--- Data listing ---
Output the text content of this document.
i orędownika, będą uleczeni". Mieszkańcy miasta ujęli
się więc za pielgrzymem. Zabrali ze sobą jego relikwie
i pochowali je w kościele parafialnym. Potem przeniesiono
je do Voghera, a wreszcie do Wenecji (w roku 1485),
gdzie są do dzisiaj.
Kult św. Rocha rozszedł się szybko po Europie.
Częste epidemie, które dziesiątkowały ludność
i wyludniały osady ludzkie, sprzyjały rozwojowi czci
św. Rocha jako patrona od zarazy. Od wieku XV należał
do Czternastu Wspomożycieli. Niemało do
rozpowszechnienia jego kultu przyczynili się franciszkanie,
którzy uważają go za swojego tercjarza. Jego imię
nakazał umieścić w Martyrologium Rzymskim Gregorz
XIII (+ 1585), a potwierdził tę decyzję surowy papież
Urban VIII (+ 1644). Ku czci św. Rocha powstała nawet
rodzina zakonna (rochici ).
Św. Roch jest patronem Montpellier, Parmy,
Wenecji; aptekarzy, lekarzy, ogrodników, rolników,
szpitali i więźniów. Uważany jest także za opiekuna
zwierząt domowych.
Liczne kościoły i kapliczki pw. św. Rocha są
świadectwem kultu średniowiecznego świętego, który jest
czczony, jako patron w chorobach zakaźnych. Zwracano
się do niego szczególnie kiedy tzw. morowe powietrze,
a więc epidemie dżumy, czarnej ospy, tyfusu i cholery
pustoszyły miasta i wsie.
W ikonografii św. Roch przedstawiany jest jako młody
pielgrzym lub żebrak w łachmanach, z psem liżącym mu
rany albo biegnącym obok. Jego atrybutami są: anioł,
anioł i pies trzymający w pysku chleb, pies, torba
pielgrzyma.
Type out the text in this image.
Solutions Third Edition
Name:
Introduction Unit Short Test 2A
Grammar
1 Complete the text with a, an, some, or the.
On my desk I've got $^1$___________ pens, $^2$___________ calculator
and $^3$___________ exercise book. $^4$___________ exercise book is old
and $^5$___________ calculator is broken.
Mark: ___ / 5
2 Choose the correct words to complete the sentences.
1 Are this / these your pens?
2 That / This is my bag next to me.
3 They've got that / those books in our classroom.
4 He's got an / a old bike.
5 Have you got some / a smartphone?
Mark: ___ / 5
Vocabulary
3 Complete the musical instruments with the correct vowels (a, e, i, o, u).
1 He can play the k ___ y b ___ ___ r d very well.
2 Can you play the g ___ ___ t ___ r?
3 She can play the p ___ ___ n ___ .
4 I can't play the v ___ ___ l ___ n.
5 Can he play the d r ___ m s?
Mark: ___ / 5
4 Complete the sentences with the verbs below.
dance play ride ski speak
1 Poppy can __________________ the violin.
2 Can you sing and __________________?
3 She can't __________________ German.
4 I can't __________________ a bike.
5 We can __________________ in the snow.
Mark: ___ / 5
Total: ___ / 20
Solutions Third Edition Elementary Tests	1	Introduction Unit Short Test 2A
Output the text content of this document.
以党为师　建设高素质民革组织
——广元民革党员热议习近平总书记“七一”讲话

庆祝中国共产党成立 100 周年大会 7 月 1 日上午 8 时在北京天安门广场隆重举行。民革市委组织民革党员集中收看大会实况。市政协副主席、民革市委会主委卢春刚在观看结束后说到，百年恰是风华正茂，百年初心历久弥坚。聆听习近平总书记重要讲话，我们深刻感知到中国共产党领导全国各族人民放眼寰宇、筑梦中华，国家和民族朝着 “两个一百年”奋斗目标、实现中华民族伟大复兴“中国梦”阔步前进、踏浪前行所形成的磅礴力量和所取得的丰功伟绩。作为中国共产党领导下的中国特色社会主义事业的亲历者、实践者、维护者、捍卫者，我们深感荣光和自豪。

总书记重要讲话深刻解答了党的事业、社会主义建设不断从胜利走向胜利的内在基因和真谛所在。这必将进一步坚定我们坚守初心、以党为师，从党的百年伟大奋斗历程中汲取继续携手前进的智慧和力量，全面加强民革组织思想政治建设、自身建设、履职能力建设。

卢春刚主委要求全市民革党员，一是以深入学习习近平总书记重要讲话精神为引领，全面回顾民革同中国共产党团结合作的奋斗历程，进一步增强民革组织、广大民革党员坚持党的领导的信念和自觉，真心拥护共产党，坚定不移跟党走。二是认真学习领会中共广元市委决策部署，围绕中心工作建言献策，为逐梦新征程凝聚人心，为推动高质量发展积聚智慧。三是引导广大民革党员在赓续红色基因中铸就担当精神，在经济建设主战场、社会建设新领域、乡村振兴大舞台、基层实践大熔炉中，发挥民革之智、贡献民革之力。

--- TASK DETAILS ---
Note how many lines of the material contain the string "kultu". Then report that number by itself.

--- ANSWER ---
2